• _Exercise_:
Repeat the records exactly. Every line must match.

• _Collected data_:
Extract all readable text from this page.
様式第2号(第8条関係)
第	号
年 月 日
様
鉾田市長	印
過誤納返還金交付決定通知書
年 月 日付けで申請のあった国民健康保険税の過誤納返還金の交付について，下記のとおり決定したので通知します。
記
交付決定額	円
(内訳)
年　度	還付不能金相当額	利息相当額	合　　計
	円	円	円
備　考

• _Result of this task_:
Extract all readable text from this page.
様式第2号(第8条関係)
第	号
年 月 日
様
鉾田市長	印
過誤納返還金交付決定通知書
年 月 日付けで申請のあった国民健康保険税の過誤納返還金の交付について，下記のとおり決定したので通知します。
記
交付決定額	円
(内訳)
年　度	還付不能金相当額	利息相当額	合　　計
	円	円	円
備　考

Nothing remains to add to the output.